[Records from a dataset]
* Begin *
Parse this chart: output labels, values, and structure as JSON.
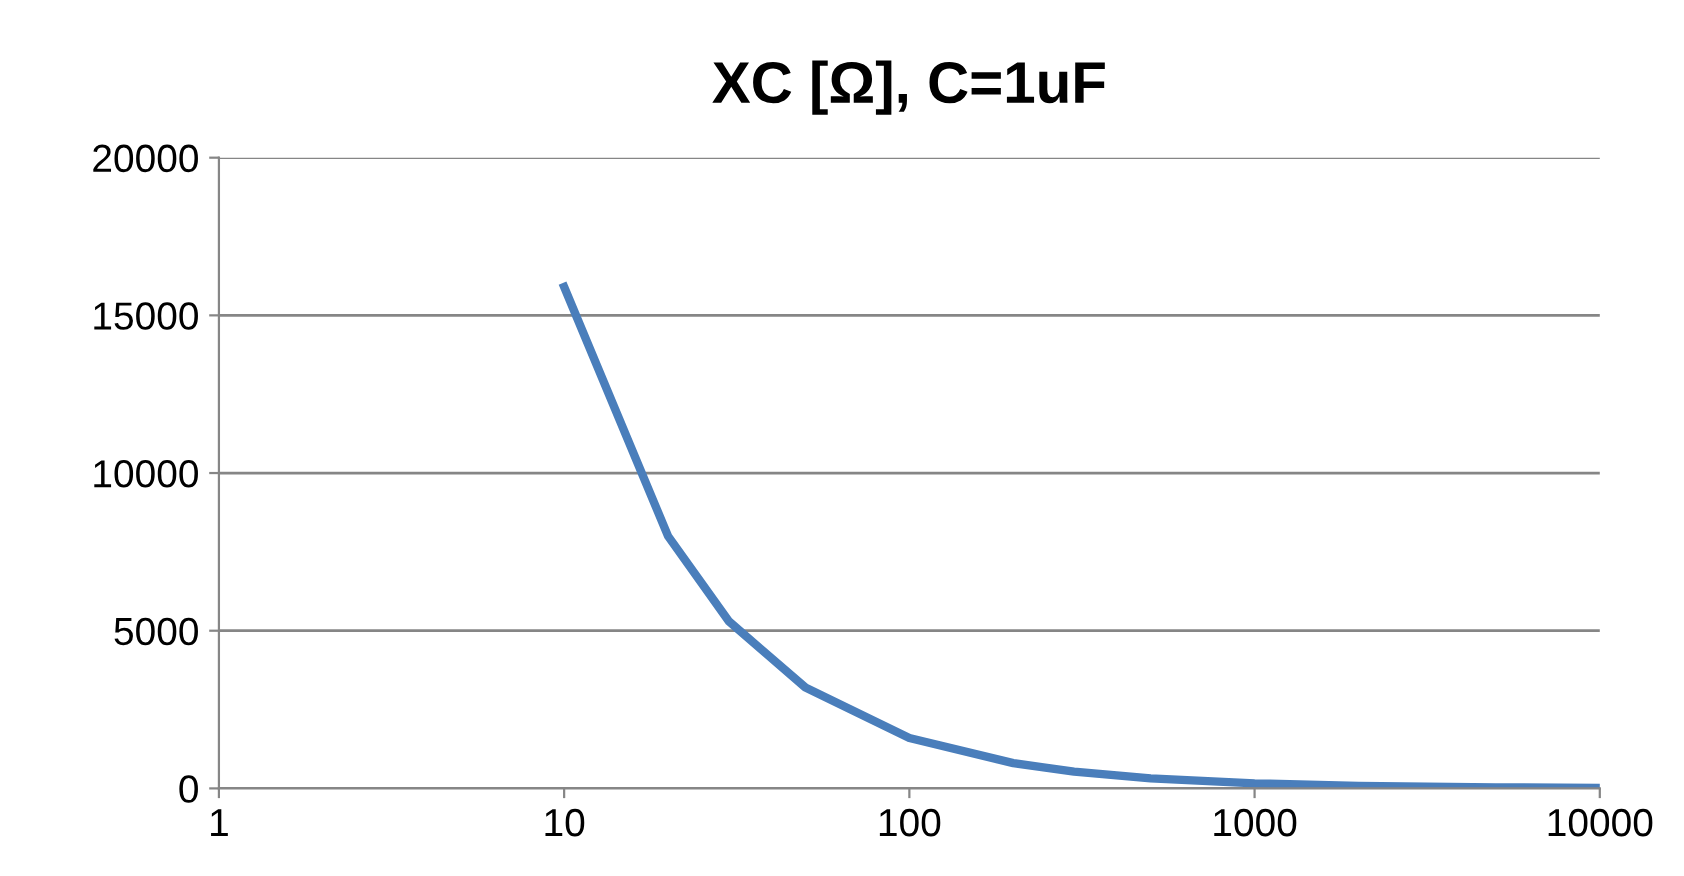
{
  "chart_data": {
    "type": "line",
    "title": "XC [Ω], C=1uF",
    "x": [
      10,
      20,
      30,
      50,
      100,
      200,
      300,
      500,
      1000,
      2000,
      5000,
      10000
    ],
    "series": [
      {
        "color": "#4a7ebb",
        "values": [
          15900,
          8000,
          5300,
          3200,
          1600,
          800,
          530,
          320,
          160,
          80,
          32,
          16
        ]
      }
    ],
    "log": "x",
    "xlim": [
      1,
      10000
    ],
    "xticks": [
      1,
      10,
      100,
      1000,
      10000
    ],
    "ylim": [
      0,
      20000
    ],
    "yticks": [
      0,
      5000,
      10000,
      15000,
      20000
    ],
    "grid": "y",
    "marker": "none",
    "line_style": "solid",
    "legend": false
  }
}
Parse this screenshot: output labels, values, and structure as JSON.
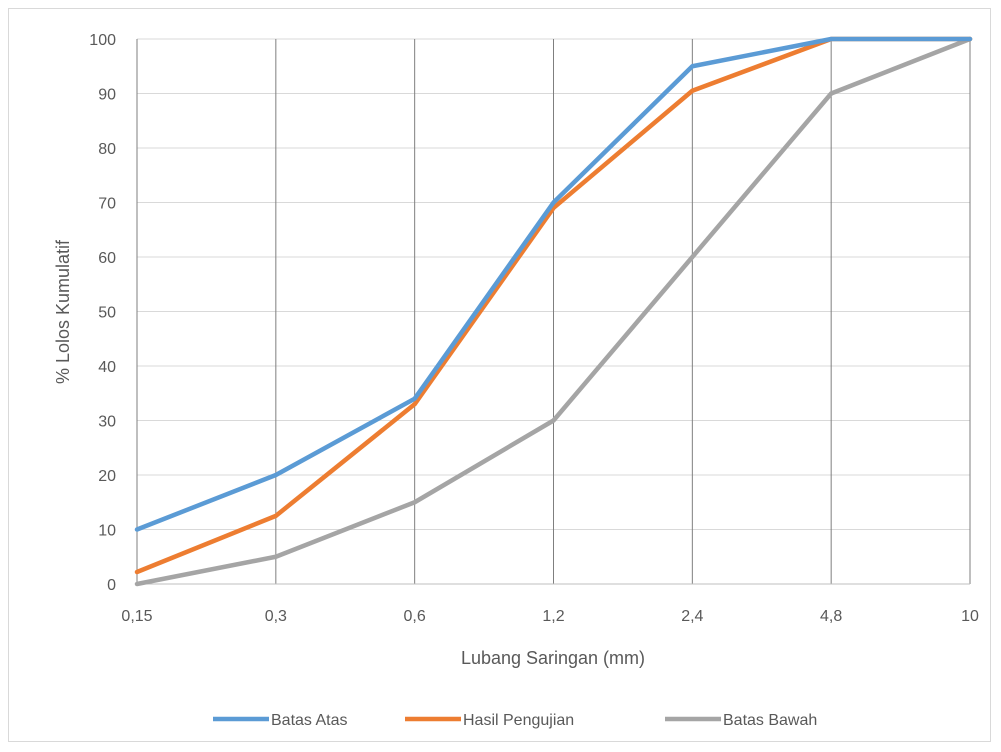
* End *
[Task goal]:
Each line in the records above should be reproduced exactly; images are not copied.

[Worked answer]:
Parse this chart: output labels, values, and structure as JSON.
{
  "chart_data": {
    "type": "line",
    "title": "XC [Ω], C=1uF",
    "x": [
      10,
      20,
      30,
      50,
      100,
      200,
      300,
      500,
      1000,
      2000,
      5000,
      10000
    ],
    "series": [
      {
        "color": "#4a7ebb",
        "values": [
          15900,
          8000,
          5300,
          3200,
          1600,
          800,
          530,
          320,
          160,
          80,
          32,
          16
        ]
      }
    ],
    "log": "x",
    "xlim": [
      1,
      10000
    ],
    "xticks": [
      1,
      10,
      100,
      1000,
      10000
    ],
    "ylim": [
      0,
      20000
    ],
    "yticks": [
      0,
      5000,
      10000,
      15000,
      20000
    ],
    "grid": "y",
    "marker": "none",
    "line_style": "solid",
    "legend": false
  }
}
Parse this screenshot: output labels, values, and structure as JSON.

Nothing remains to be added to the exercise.